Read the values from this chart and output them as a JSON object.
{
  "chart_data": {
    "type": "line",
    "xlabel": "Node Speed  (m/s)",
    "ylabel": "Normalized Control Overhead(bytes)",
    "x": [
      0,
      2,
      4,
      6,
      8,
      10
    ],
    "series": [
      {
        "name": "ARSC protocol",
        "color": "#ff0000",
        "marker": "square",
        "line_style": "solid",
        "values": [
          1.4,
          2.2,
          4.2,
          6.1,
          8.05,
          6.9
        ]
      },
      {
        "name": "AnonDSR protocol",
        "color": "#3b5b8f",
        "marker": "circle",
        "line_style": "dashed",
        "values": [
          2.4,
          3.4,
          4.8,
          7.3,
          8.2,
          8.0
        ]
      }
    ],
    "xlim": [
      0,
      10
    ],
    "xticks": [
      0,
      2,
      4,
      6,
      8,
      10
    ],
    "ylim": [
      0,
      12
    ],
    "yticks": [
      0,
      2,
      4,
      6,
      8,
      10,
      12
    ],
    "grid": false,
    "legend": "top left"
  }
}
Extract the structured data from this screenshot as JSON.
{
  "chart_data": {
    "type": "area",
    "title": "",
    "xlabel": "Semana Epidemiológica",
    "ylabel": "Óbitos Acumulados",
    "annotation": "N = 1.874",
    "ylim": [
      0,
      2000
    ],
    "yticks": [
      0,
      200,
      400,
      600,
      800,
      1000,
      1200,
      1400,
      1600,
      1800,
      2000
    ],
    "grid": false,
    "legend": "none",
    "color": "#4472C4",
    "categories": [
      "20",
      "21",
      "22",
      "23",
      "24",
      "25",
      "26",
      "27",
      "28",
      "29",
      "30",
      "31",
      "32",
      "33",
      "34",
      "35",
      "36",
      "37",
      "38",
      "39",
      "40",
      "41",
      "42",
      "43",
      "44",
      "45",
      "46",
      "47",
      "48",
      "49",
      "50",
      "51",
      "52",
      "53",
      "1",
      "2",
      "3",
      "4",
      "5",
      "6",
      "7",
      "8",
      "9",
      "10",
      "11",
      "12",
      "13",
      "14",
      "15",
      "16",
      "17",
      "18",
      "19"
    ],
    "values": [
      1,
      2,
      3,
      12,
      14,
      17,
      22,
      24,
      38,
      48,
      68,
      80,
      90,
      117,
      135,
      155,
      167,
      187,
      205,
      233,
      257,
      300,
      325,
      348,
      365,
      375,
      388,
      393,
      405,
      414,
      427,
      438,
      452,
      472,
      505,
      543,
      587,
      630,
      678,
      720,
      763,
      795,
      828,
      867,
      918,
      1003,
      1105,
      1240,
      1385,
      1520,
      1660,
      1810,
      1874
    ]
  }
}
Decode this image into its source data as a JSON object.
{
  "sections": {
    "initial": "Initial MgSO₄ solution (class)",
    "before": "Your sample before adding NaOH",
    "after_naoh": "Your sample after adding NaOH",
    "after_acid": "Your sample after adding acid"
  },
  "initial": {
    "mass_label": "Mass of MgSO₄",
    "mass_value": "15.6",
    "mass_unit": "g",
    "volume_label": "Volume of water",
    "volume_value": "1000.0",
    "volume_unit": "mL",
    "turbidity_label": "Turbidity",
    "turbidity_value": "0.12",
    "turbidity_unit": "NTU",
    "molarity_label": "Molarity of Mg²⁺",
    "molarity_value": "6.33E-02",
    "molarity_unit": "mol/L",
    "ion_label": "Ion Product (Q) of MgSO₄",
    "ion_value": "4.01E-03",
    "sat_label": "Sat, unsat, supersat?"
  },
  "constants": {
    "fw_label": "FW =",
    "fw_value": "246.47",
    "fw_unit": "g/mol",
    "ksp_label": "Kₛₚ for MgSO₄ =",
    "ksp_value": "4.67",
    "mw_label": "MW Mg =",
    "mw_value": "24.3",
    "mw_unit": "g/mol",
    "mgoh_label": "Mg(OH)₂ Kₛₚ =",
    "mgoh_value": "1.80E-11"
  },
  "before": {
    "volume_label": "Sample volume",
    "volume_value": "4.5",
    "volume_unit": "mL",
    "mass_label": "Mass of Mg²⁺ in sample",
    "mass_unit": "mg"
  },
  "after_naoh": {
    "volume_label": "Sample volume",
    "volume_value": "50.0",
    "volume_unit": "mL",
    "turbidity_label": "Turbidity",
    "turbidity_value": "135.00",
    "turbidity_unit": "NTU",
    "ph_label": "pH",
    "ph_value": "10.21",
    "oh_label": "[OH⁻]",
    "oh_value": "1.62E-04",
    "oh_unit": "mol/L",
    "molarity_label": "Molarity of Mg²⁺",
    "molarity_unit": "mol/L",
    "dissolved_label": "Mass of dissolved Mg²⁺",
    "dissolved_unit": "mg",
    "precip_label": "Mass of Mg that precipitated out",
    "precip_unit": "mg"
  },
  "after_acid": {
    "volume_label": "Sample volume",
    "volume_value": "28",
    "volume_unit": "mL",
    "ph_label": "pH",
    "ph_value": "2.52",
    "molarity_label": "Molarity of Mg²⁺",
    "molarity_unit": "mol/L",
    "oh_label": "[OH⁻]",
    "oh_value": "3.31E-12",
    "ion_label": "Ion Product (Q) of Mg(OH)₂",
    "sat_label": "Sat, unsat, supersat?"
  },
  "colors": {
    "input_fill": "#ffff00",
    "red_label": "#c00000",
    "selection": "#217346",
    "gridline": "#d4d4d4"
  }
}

******************************

Without changing a word, restate the whole listing.

Read the values from this chart and output them as a JSON object.
{
  "chart_data": {
    "type": "line",
    "xlabel": "Node Speed  (m/s)",
    "ylabel": "Normalized Control Overhead(bytes)",
    "x": [
      0,
      2,
      4,
      6,
      8,
      10
    ],
    "series": [
      {
        "name": "ARSC protocol",
        "color": "#ff0000",
        "marker": "square",
        "line_style": "solid",
        "values": [
          1.4,
          2.2,
          4.2,
          6.1,
          8.05,
          6.9
        ]
      },
      {
        "name": "AnonDSR protocol",
        "color": "#3b5b8f",
        "marker": "circle",
        "line_style": "dashed",
        "values": [
          2.4,
          3.4,
          4.8,
          7.3,
          8.2,
          8.0
        ]
      }
    ],
    "xlim": [
      0,
      10
    ],
    "xticks": [
      0,
      2,
      4,
      6,
      8,
      10
    ],
    "ylim": [
      0,
      12
    ],
    "yticks": [
      0,
      2,
      4,
      6,
      8,
      10,
      12
    ],
    "grid": false,
    "legend": "top left"
  }
}
Extract the structured data from this screenshot as JSON.
{
  "chart_data": {
    "type": "area",
    "title": "",
    "xlabel": "Semana Epidemiológica",
    "ylabel": "Óbitos Acumulados",
    "annotation": "N = 1.874",
    "ylim": [
      0,
      2000
    ],
    "yticks": [
      0,
      200,
      400,
      600,
      800,
      1000,
      1200,
      1400,
      1600,
      1800,
      2000
    ],
    "grid": false,
    "legend": "none",
    "color": "#4472C4",
    "categories": [
      "20",
      "21",
      "22",
      "23",
      "24",
      "25",
      "26",
      "27",
      "28",
      "29",
      "30",
      "31",
      "32",
      "33",
      "34",
      "35",
      "36",
      "37",
      "38",
      "39",
      "40",
      "41",
      "42",
      "43",
      "44",
      "45",
      "46",
      "47",
      "48",
      "49",
      "50",
      "51",
      "52",
      "53",
      "1",
      "2",
      "3",
      "4",
      "5",
      "6",
      "7",
      "8",
      "9",
      "10",
      "11",
      "12",
      "13",
      "14",
      "15",
      "16",
      "17",
      "18",
      "19"
    ],
    "values": [
      1,
      2,
      3,
      12,
      14,
      17,
      22,
      24,
      38,
      48,
      68,
      80,
      90,
      117,
      135,
      155,
      167,
      187,
      205,
      233,
      257,
      300,
      325,
      348,
      365,
      375,
      388,
      393,
      405,
      414,
      427,
      438,
      452,
      472,
      505,
      543,
      587,
      630,
      678,
      720,
      763,
      795,
      828,
      867,
      918,
      1003,
      1105,
      1240,
      1385,
      1520,
      1660,
      1810,
      1874
    ]
  }
}
Decode this image into its source data as a JSON object.
{
  "sections": {
    "initial": "Initial MgSO₄ solution (class)",
    "before": "Your sample before adding NaOH",
    "after_naoh": "Your sample after adding NaOH",
    "after_acid": "Your sample after adding acid"
  },
  "initial": {
    "mass_label": "Mass of MgSO₄",
    "mass_value": "15.6",
    "mass_unit": "g",
    "volume_label": "Volume of water",
    "volume_value": "1000.0",
    "volume_unit": "mL",
    "turbidity_label": "Turbidity",
    "turbidity_value": "0.12",
    "turbidity_unit": "NTU",
    "molarity_label": "Molarity of Mg²⁺",
    "molarity_value": "6.33E-02",
    "molarity_unit": "mol/L",
    "ion_label": "Ion Product (Q) of MgSO₄",
    "ion_value": "4.01E-03",
    "sat_label": "Sat, unsat, supersat?"
  },
  "constants": {
    "fw_label": "FW =",
    "fw_value": "246.47",
    "fw_unit": "g/mol",
    "ksp_label": "Kₛₚ for MgSO₄ =",
    "ksp_value": "4.67",
    "mw_label": "MW Mg =",
    "mw_value": "24.3",
    "mw_unit": "g/mol",
    "mgoh_label": "Mg(OH)₂ Kₛₚ =",
    "mgoh_value": "1.80E-11"
  },
  "before": {
    "volume_label": "Sample volume",
    "volume_value": "4.5",
    "volume_unit": "mL",
    "mass_label": "Mass of Mg²⁺ in sample",
    "mass_unit": "mg"
  },
  "after_naoh": {
    "volume_label": "Sample volume",
    "volume_value": "50.0",
    "volume_unit": "mL",
    "turbidity_label": "Turbidity",
    "turbidity_value": "135.00",
    "turbidity_unit": "NTU",
    "ph_label": "pH",
    "ph_value": "10.21",
    "oh_label": "[OH⁻]",
    "oh_value": "1.62E-04",
    "oh_unit": "mol/L",
    "molarity_label": "Molarity of Mg²⁺",
    "molarity_unit": "mol/L",
    "dissolved_label": "Mass of dissolved Mg²⁺",
    "dissolved_unit": "mg",
    "precip_label": "Mass of Mg that precipitated out",
    "precip_unit": "mg"
  },
  "after_acid": {
    "volume_label": "Sample volume",
    "volume_value": "28",
    "volume_unit": "mL",
    "ph_label": "pH",
    "ph_value": "2.52",
    "molarity_label": "Molarity of Mg²⁺",
    "molarity_unit": "mol/L",
    "oh_label": "[OH⁻]",
    "oh_value": "3.31E-12",
    "ion_label": "Ion Product (Q) of Mg(OH)₂",
    "sat_label": "Sat, unsat, supersat?"
  },
  "colors": {
    "input_fill": "#ffff00",
    "red_label": "#c00000",
    "selection": "#217346",
    "gridline": "#d4d4d4"
  }
}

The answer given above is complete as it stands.